Every line of the material below must be repeated exactly.

▼

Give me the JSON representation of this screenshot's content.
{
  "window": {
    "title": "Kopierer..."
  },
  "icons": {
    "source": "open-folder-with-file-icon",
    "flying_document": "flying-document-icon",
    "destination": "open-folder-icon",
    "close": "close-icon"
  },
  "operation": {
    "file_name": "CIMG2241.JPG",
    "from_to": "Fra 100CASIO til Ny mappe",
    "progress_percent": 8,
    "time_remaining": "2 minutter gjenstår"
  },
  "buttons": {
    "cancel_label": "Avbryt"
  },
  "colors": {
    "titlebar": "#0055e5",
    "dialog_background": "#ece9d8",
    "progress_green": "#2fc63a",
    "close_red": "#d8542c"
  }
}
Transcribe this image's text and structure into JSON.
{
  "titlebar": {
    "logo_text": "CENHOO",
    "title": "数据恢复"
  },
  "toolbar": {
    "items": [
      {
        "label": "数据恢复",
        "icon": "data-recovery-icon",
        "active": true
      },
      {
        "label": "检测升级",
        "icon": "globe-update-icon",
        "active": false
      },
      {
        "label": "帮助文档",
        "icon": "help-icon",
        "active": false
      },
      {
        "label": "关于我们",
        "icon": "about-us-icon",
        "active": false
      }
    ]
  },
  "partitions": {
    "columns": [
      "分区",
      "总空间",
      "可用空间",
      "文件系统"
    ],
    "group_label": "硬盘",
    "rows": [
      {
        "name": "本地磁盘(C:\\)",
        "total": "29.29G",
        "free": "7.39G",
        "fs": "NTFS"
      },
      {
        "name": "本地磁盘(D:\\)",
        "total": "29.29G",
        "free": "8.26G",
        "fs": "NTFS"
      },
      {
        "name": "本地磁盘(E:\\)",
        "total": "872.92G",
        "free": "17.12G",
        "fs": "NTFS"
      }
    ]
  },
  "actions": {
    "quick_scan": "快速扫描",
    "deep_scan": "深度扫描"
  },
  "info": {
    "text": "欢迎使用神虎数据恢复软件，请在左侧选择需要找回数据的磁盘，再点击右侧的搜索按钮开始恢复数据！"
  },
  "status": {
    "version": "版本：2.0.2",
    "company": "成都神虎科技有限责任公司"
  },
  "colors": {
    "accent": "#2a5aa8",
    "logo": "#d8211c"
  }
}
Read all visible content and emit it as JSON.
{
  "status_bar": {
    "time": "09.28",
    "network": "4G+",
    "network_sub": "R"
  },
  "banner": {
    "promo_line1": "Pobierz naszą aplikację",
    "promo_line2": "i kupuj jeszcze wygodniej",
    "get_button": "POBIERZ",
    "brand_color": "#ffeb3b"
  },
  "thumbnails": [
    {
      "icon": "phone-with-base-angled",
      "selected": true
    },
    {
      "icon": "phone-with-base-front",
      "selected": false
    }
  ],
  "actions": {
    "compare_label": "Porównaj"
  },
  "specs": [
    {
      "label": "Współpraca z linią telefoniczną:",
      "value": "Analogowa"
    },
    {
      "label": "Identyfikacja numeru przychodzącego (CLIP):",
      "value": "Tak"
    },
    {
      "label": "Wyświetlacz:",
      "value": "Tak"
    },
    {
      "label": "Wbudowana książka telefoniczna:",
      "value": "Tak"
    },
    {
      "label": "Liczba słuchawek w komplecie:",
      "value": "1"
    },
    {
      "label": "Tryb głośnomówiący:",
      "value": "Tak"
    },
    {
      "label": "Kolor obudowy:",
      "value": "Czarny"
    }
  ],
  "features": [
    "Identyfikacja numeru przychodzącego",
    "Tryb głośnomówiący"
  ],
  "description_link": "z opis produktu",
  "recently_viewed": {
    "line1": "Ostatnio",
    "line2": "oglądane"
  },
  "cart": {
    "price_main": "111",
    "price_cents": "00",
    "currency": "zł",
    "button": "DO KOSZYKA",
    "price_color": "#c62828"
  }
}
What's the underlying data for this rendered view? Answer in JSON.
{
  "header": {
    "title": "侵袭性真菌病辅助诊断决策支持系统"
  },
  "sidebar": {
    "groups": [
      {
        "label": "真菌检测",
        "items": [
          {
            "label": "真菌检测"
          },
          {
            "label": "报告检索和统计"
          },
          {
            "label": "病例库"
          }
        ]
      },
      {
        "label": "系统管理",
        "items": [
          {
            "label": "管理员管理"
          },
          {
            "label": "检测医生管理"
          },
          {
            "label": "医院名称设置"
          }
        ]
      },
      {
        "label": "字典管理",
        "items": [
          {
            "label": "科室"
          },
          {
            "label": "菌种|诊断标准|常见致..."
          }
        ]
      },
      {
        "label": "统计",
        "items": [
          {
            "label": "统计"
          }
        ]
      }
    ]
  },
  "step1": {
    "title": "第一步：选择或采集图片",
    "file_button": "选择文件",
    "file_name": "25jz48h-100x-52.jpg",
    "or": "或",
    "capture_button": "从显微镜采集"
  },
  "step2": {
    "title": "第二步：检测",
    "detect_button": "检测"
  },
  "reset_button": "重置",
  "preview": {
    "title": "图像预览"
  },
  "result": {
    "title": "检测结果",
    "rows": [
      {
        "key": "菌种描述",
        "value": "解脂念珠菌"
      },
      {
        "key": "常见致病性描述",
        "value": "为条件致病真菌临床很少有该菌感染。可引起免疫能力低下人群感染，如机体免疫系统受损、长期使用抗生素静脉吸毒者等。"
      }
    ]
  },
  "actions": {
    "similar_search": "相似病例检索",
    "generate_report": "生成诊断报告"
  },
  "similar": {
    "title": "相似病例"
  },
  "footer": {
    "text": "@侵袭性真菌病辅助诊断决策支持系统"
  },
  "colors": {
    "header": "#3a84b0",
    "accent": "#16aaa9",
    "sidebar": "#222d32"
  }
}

▲

### [ANSWER TO THIS EXERCISE]
Give me the JSON representation of this screenshot's content.
{
  "window": {
    "title": "Kopierer..."
  },
  "icons": {
    "source": "open-folder-with-file-icon",
    "flying_document": "flying-document-icon",
    "destination": "open-folder-icon",
    "close": "close-icon"
  },
  "operation": {
    "file_name": "CIMG2241.JPG",
    "from_to": "Fra 100CASIO til Ny mappe",
    "progress_percent": 8,
    "time_remaining": "2 minutter gjenstår"
  },
  "buttons": {
    "cancel_label": "Avbryt"
  },
  "colors": {
    "titlebar": "#0055e5",
    "dialog_background": "#ece9d8",
    "progress_green": "#2fc63a",
    "close_red": "#d8542c"
  }
}
Transcribe this image's text and structure into JSON.
{
  "titlebar": {
    "logo_text": "CENHOO",
    "title": "数据恢复"
  },
  "toolbar": {
    "items": [
      {
        "label": "数据恢复",
        "icon": "data-recovery-icon",
        "active": true
      },
      {
        "label": "检测升级",
        "icon": "globe-update-icon",
        "active": false
      },
      {
        "label": "帮助文档",
        "icon": "help-icon",
        "active": false
      },
      {
        "label": "关于我们",
        "icon": "about-us-icon",
        "active": false
      }
    ]
  },
  "partitions": {
    "columns": [
      "分区",
      "总空间",
      "可用空间",
      "文件系统"
    ],
    "group_label": "硬盘",
    "rows": [
      {
        "name": "本地磁盘(C:\\)",
        "total": "29.29G",
        "free": "7.39G",
        "fs": "NTFS"
      },
      {
        "name": "本地磁盘(D:\\)",
        "total": "29.29G",
        "free": "8.26G",
        "fs": "NTFS"
      },
      {
        "name": "本地磁盘(E:\\)",
        "total": "872.92G",
        "free": "17.12G",
        "fs": "NTFS"
      }
    ]
  },
  "actions": {
    "quick_scan": "快速扫描",
    "deep_scan": "深度扫描"
  },
  "info": {
    "text": "欢迎使用神虎数据恢复软件，请在左侧选择需要找回数据的磁盘，再点击右侧的搜索按钮开始恢复数据！"
  },
  "status": {
    "version": "版本：2.0.2",
    "company": "成都神虎科技有限责任公司"
  },
  "colors": {
    "accent": "#2a5aa8",
    "logo": "#d8211c"
  }
}
Read all visible content and emit it as JSON.
{
  "status_bar": {
    "time": "09.28",
    "network": "4G+",
    "network_sub": "R"
  },
  "banner": {
    "promo_line1": "Pobierz naszą aplikację",
    "promo_line2": "i kupuj jeszcze wygodniej",
    "get_button": "POBIERZ",
    "brand_color": "#ffeb3b"
  },
  "thumbnails": [
    {
      "icon": "phone-with-base-angled",
      "selected": true
    },
    {
      "icon": "phone-with-base-front",
      "selected": false
    }
  ],
  "actions": {
    "compare_label": "Porównaj"
  },
  "specs": [
    {
      "label": "Współpraca z linią telefoniczną:",
      "value": "Analogowa"
    },
    {
      "label": "Identyfikacja numeru przychodzącego (CLIP):",
      "value": "Tak"
    },
    {
      "label": "Wyświetlacz:",
      "value": "Tak"
    },
    {
      "label": "Wbudowana książka telefoniczna:",
      "value": "Tak"
    },
    {
      "label": "Liczba słuchawek w komplecie:",
      "value": "1"
    },
    {
      "label": "Tryb głośnomówiący:",
      "value": "Tak"
    },
    {
      "label": "Kolor obudowy:",
      "value": "Czarny"
    }
  ],
  "features": [
    "Identyfikacja numeru przychodzącego",
    "Tryb głośnomówiący"
  ],
  "description_link": "z opis produktu",
  "recently_viewed": {
    "line1": "Ostatnio",
    "line2": "oglądane"
  },
  "cart": {
    "price_main": "111",
    "price_cents": "00",
    "currency": "zł",
    "button": "DO KOSZYKA",
    "price_color": "#c62828"
  }
}
What's the underlying data for this rendered view? Answer in JSON.
{
  "header": {
    "title": "侵袭性真菌病辅助诊断决策支持系统"
  },
  "sidebar": {
    "groups": [
      {
        "label": "真菌检测",
        "items": [
          {
            "label": "真菌检测"
          },
          {
            "label": "报告检索和统计"
          },
          {
            "label": "病例库"
          }
        ]
      },
      {
        "label": "系统管理",
        "items": [
          {
            "label": "管理员管理"
          },
          {
            "label": "检测医生管理"
          },
          {
            "label": "医院名称设置"
          }
        ]
      },
      {
        "label": "字典管理",
        "items": [
          {
            "label": "科室"
          },
          {
            "label": "菌种|诊断标准|常见致..."
          }
        ]
      },
      {
        "label": "统计",
        "items": [
          {
            "label": "统计"
          }
        ]
      }
    ]
  },
  "step1": {
    "title": "第一步：选择或采集图片",
    "file_button": "选择文件",
    "file_name": "25jz48h-100x-52.jpg",
    "or": "或",
    "capture_button": "从显微镜采集"
  },
  "step2": {
    "title": "第二步：检测",
    "detect_button": "检测"
  },
  "reset_button": "重置",
  "preview": {
    "title": "图像预览"
  },
  "result": {
    "title": "检测结果",
    "rows": [
      {
        "key": "菌种描述",
        "value": "解脂念珠菌"
      },
      {
        "key": "常见致病性描述",
        "value": "为条件致病真菌临床很少有该菌感染。可引起免疫能力低下人群感染，如机体免疫系统受损、长期使用抗生素静脉吸毒者等。"
      }
    ]
  },
  "actions": {
    "similar_search": "相似病例检索",
    "generate_report": "生成诊断报告"
  },
  "similar": {
    "title": "相似病例"
  },
  "footer": {
    "text": "@侵袭性真菌病辅助诊断决策支持系统"
  },
  "colors": {
    "header": "#3a84b0",
    "accent": "#16aaa9",
    "sidebar": "#222d32"
  }
}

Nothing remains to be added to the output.